**COMPLETE THE FOLLOWING**
a - In the records, take the lines from the first line through the line that contains "legend-label-a_nosub: Ingresos con". Write them out again with every "incidence-point" switched to "incidence-marker" and nothing else altered.
b - Proceed with the article on the footballer Duncan McLean, starting after its last sentence.

**DOCUMENT SECTION**
Duncan McLean

Personal information
- Full name: Duncan McLean
- Date of birth: 30 June 1874
- Place of birth: Govan, Scotland
- Date of death: 31 January 1965 (aged 90)
- Place of death: Newport, Isle of Wight, England
- Height: 5 ft 7 in (1.70 m)
- Position: Outside forward

Youth career
- Summerton
- Moor Park
- Elderpark Rangers

Senior career*
- Years: Team / Apps / (Gls)
- –: Partick Thistle
- 18??–1899: Cowes
- 1899–1900: Southampton / 8 / (3)
- 1900–1901: Derby County / 0 / (0)
- 1903–1907: Cowes

= Duncan McLean (footballer, born 1874) =

Scottish footballer (1874–1965)

Duncan McLean (30 June 1874 – 31 January 1965) was a Scottish professional footballer who played for various clubs around the turn of the 20th century, including Southampton in 1898–99, where he helped win the Southern League championship.

==Football career==
McLean was born in the Govan area of Glasgow and trained as a shipyard engineer. After a spell on the books of Partick Thistle as an amateur, his work took him to Cowes on the Isle of Wight in southern England. Whilst working at Cowes, he turned out for Cowes F.C., playing in the Southern League Second Division. In early 1899, he was spotted by George Thomas, a director of Southampton F.C. and was signed by the "Saints" as a professional.

**DATASET ROWS**
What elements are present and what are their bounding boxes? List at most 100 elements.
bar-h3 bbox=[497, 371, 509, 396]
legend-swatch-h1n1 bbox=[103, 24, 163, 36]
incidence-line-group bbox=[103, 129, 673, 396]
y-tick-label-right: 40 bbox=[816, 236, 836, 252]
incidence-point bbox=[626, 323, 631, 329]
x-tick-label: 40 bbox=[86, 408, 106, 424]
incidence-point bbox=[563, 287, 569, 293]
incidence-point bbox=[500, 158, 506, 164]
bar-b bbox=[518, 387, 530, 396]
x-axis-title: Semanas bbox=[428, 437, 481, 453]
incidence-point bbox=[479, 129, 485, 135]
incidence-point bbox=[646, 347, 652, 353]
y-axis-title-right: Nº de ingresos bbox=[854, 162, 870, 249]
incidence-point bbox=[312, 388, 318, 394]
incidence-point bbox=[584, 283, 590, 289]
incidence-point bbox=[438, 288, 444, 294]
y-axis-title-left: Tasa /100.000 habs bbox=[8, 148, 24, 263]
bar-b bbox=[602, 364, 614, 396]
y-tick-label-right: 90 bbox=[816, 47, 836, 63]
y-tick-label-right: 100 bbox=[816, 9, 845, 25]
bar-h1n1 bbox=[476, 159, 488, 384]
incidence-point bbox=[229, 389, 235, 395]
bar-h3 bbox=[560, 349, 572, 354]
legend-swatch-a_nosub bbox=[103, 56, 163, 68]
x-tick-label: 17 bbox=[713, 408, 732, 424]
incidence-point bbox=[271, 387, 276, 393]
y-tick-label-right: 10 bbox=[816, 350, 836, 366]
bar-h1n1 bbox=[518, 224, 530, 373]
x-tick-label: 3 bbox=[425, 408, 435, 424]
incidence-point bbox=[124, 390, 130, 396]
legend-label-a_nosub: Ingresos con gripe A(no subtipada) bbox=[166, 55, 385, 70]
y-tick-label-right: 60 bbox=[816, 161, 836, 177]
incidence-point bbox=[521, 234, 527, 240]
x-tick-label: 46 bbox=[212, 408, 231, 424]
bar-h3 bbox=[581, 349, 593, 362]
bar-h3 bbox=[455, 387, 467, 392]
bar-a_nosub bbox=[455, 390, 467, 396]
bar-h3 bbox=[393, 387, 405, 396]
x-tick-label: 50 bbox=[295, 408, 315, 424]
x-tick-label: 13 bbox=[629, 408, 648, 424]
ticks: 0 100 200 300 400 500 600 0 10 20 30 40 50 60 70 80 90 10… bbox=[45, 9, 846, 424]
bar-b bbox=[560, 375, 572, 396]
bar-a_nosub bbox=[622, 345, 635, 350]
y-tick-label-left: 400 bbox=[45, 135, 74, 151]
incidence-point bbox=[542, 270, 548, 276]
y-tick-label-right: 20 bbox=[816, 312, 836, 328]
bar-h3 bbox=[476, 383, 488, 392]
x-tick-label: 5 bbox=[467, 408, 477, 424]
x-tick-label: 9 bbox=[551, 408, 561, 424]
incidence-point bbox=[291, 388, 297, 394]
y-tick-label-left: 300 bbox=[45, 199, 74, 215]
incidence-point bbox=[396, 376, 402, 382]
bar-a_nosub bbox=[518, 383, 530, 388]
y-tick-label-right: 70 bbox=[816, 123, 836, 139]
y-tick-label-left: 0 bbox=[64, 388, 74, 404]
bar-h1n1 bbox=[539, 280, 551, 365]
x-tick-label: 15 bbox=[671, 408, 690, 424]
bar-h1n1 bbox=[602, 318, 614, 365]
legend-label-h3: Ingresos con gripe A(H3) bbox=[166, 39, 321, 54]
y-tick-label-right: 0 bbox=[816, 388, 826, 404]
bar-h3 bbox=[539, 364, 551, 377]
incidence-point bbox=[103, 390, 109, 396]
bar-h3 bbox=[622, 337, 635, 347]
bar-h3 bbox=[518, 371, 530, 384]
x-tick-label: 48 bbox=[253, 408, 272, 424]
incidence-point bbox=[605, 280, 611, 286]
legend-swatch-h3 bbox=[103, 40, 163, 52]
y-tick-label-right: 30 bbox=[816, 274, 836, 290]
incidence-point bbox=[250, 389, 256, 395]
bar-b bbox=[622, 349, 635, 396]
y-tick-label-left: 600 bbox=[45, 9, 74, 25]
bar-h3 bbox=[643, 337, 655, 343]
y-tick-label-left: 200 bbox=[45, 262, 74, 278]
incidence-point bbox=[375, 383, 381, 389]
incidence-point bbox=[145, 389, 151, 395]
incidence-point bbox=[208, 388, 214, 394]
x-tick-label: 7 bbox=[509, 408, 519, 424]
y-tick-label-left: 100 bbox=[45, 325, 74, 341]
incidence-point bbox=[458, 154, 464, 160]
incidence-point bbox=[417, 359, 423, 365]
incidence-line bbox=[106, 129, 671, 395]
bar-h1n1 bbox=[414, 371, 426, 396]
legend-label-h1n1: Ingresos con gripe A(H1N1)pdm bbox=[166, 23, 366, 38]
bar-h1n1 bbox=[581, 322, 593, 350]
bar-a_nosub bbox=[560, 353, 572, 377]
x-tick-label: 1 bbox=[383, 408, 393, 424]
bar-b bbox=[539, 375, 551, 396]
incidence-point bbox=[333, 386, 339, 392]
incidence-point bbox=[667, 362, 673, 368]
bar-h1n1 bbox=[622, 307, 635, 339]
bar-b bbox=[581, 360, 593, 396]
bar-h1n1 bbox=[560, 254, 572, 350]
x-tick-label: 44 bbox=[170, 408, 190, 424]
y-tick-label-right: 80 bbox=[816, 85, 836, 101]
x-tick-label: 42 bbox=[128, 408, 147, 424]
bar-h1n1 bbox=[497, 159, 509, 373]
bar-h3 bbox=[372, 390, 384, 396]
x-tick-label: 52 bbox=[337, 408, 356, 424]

**EXPECTED ANSWERS**
a -
What elements are present and what are their bounding boxes? List at most 100 elements.
bar-h3 bbox=[497, 371, 509, 396]
legend-swatch-h1n1 bbox=[103, 24, 163, 36]
incidence-line-group bbox=[103, 129, 673, 396]
y-tick-label-right: 40 bbox=[816, 236, 836, 252]
incidence-marker bbox=[626, 323, 631, 329]
x-tick-label: 40 bbox=[86, 408, 106, 424]
incidence-marker bbox=[563, 287, 569, 293]
incidence-marker bbox=[500, 158, 506, 164]
bar-b bbox=[518, 387, 530, 396]
x-axis-title: Semanas bbox=[428, 437, 481, 453]
incidence-marker bbox=[479, 129, 485, 135]
incidence-marker bbox=[646, 347, 652, 353]
y-axis-title-right: Nº de ingresos bbox=[854, 162, 870, 249]
incidence-marker bbox=[312, 388, 318, 394]
incidence-marker bbox=[584, 283, 590, 289]
incidence-marker bbox=[438, 288, 444, 294]
y-axis-title-left: Tasa /100.000 habs bbox=[8, 148, 24, 263]
bar-b bbox=[602, 364, 614, 396]
y-tick-label-right: 90 bbox=[816, 47, 836, 63]
y-tick-label-right: 100 bbox=[816, 9, 845, 25]
bar-h1n1 bbox=[476, 159, 488, 384]
incidence-marker bbox=[229, 389, 235, 395]
bar-h3 bbox=[560, 349, 572, 354]
legend-swatch-a_nosub bbox=[103, 56, 163, 68]
x-tick-label: 17 bbox=[713, 408, 732, 424]
incidence-marker bbox=[271, 387, 276, 393]
y-tick-label-right: 10 bbox=[816, 350, 836, 366]
bar-h1n1 bbox=[518, 224, 530, 373]
x-tick-label: 3 bbox=[425, 408, 435, 424]
incidence-marker bbox=[124, 390, 130, 396]
legend-label-a_nosub: Ingresos con gripe A(no subtipada) bbox=[166, 55, 385, 70]

b -
He made his debut for Southampton on 11 March 1899, when he took the place of David Steven at inside-right in a 4–1 victory over Bristol City. For the next match, at home to Chatham, McLean moved to outside-left, replacing George Seeley and scored in another 4–1 victory. Described as "extremely versatile", McLean retained his place in the side for the rest of the season. In his eight appearances, he played in four positions, including once at right-half and the final three at centre-forward, playing alongside fellow-Scot Roddy McLeod.

McLean's three goals included the third at Bristol City in the final match of the season; with both sides level on points at the top of the table, Saints had a superior goal average and only needed a draw to take the title for the third consecutive year. After being 2–0 down at half-time, the Saints had drawn level through goals from Arthur Chadwick and Harry Wood. McLean's goal came following a move involving John Robertson and Wood, giving the Saints the lead for the first time in the match. Wood soon added another and, although City pulled one back, Southampton finished as 4–3 victors, and the title was theirs.

In the summer of 1899, Southampton recruited several new players including England international Alf Milward and McLean spent the 1899–1900 season in the reserves.

In May 1900, McLean was transferred to Derby County of the Football League First Division, but was unable to break into the first-team and after a year he move back to Glasgow and resumed work in the shipyards. In 1902, he returned to the Isle of Wight, assisting the Cowes team and in 1906 was part of their side that won the Hampshire Senior Cup.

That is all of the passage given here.